■ Do this
Repeat the whole listing exactly as written.

··· Material shown

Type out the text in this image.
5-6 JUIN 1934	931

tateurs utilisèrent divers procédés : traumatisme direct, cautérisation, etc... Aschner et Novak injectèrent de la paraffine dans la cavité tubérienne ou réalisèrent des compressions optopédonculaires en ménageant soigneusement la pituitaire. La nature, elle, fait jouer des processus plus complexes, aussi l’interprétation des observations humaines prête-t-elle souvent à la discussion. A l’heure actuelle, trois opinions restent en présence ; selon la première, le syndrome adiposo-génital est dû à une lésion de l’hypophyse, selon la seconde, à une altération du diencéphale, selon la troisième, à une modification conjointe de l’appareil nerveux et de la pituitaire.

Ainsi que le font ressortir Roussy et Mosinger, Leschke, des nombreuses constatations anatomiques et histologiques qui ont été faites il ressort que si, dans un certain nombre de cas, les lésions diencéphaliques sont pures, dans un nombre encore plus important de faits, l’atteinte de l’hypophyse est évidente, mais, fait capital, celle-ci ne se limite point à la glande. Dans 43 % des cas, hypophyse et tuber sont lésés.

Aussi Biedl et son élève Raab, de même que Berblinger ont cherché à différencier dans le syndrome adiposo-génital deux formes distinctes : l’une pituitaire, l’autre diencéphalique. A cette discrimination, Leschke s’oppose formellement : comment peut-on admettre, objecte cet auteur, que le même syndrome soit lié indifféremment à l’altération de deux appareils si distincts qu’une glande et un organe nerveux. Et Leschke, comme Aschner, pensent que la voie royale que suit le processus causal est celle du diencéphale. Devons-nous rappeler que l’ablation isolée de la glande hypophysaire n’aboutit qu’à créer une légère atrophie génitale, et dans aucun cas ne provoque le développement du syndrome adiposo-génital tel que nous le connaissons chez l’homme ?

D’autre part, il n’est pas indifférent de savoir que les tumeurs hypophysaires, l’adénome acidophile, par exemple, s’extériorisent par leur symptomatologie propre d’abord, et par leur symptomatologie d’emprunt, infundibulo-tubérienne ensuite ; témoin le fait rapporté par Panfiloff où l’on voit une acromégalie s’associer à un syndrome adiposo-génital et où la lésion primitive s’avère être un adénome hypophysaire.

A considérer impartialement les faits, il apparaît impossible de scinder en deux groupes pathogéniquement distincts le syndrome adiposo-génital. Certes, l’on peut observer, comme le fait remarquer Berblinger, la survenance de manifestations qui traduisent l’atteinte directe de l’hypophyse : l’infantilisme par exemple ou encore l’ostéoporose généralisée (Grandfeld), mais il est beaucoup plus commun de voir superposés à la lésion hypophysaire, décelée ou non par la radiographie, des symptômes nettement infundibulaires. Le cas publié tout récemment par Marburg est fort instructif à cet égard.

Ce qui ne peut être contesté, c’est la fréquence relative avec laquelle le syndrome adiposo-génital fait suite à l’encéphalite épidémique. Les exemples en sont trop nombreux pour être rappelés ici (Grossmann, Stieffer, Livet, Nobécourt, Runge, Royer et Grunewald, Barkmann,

······

■ Reply
Type out the text in this image.
5-6 JUIN 1934	931

tateurs utilisèrent divers procédés : traumatisme direct, cautérisation, etc... Aschner et Novak injectèrent de la paraffine dans la cavité tubérienne ou réalisèrent des compressions optopédonculaires en ménageant soigneusement la pituitaire. La nature, elle, fait jouer des processus plus complexes, aussi l’interprétation des observations humaines prête-t-elle souvent à la discussion. A l’heure actuelle, trois opinions restent en présence ; selon la première, le syndrome adiposo-génital est dû à une lésion de l’hypophyse, selon la seconde, à une altération du diencéphale, selon la troisième, à une modification conjointe de l’appareil nerveux et de la pituitaire.

Ainsi que le font ressortir Roussy et Mosinger, Leschke, des nombreuses constatations anatomiques et histologiques qui ont été faites il ressort que si, dans un certain nombre de cas, les lésions diencéphaliques sont pures, dans un nombre encore plus important de faits, l’atteinte de l’hypophyse est évidente, mais, fait capital, celle-ci ne se limite point à la glande. Dans 43 % des cas, hypophyse et tuber sont lésés.

Aussi Biedl et son élève Raab, de même que Berblinger ont cherché à différencier dans le syndrome adiposo-génital deux formes distinctes : l’une pituitaire, l’autre diencéphalique. A cette discrimination, Leschke s’oppose formellement : comment peut-on admettre, objecte cet auteur, que le même syndrome soit lié indifféremment à l’altération de deux appareils si distincts qu’une glande et un organe nerveux. Et Leschke, comme Aschner, pensent que la voie royale que suit le processus causal est celle du diencéphale. Devons-nous rappeler que l’ablation isolée de la glande hypophysaire n’aboutit qu’à créer une légère atrophie génitale, et dans aucun cas ne provoque le développement du syndrome adiposo-génital tel que nous le connaissons chez l’homme ?

D’autre part, il n’est pas indifférent de savoir que les tumeurs hypophysaires, l’adénome acidophile, par exemple, s’extériorisent par leur symptomatologie propre d’abord, et par leur symptomatologie d’emprunt, infundibulo-tubérienne ensuite ; témoin le fait rapporté par Panfiloff où l’on voit une acromégalie s’associer à un syndrome adiposo-génital et où la lésion primitive s’avère être un adénome hypophysaire.

A considérer impartialement les faits, il apparaît impossible de scinder en deux groupes pathogéniquement distincts le syndrome adiposo-génital. Certes, l’on peut observer, comme le fait remarquer Berblinger, la survenance de manifestations qui traduisent l’atteinte directe de l’hypophyse : l’infantilisme par exemple ou encore l’ostéoporose généralisée (Grandfeld), mais il est beaucoup plus commun de voir superposés à la lésion hypophysaire, décelée ou non par la radiographie, des symptômes nettement infundibulaires. Le cas publié tout récemment par Marburg est fort instructif à cet égard.

Ce qui ne peut être contesté, c’est la fréquence relative avec laquelle le syndrome adiposo-génital fait suite à l’encéphalite épidémique. Les exemples en sont trop nombreux pour être rappelés ici (Grossmann, Stieffer, Livet, Nobécourt, Runge, Royer et Grunewald, Barkmann,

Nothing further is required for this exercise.